AVAILABLE DATA:
** start **
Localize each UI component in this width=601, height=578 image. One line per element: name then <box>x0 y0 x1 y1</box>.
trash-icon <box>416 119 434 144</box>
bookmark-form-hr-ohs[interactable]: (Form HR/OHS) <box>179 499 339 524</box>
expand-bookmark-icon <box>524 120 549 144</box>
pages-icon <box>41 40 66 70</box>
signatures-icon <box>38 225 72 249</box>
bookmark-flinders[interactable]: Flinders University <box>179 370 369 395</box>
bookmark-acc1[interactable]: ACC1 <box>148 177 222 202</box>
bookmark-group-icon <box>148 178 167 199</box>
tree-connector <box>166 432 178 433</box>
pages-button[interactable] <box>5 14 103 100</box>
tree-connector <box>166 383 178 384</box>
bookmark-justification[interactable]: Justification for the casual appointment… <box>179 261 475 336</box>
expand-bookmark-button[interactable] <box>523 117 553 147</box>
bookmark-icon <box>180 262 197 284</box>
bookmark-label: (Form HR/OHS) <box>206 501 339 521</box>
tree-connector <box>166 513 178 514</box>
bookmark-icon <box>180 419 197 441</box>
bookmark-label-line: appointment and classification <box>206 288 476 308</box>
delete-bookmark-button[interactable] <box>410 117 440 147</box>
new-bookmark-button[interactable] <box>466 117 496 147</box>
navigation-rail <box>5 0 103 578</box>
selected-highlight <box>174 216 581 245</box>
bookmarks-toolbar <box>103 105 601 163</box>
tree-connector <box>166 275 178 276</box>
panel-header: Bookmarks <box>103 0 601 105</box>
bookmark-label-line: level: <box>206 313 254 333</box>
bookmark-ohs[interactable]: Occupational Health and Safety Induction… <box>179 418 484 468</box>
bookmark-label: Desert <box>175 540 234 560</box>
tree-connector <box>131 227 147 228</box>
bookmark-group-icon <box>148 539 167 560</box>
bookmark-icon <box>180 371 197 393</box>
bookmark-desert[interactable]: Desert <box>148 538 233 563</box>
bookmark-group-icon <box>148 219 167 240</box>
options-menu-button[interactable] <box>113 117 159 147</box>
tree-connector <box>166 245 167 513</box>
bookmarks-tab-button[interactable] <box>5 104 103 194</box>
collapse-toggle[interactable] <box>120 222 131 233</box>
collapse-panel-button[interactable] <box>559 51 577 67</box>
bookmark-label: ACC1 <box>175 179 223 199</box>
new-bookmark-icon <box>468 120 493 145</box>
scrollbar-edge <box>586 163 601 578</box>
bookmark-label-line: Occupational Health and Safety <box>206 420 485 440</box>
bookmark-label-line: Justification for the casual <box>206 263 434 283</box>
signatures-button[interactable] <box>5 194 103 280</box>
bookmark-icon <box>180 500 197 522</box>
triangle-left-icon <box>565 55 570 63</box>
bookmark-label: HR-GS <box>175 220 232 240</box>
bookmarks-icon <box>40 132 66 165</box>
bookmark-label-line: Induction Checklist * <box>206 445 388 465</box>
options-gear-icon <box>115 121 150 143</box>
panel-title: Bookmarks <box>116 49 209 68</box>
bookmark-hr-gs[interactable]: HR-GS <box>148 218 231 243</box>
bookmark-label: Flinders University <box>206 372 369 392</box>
** end **
Copy the lines from the first one through the line containing "bookmark-flinders[interactable]: Flinders University", swapping "trash-icon" for "delete-icon" and leaving everything else unchanged.

EXERCISE RESULT:
Localize each UI component in this width=601, height=578 image. One line per element: name then <box>x0 y0 x1 y1</box>.
delete-icon <box>416 119 434 144</box>
bookmark-form-hr-ohs[interactable]: (Form HR/OHS) <box>179 499 339 524</box>
expand-bookmark-icon <box>524 120 549 144</box>
pages-icon <box>41 40 66 70</box>
signatures-icon <box>38 225 72 249</box>
bookmark-flinders[interactable]: Flinders University <box>179 370 369 395</box>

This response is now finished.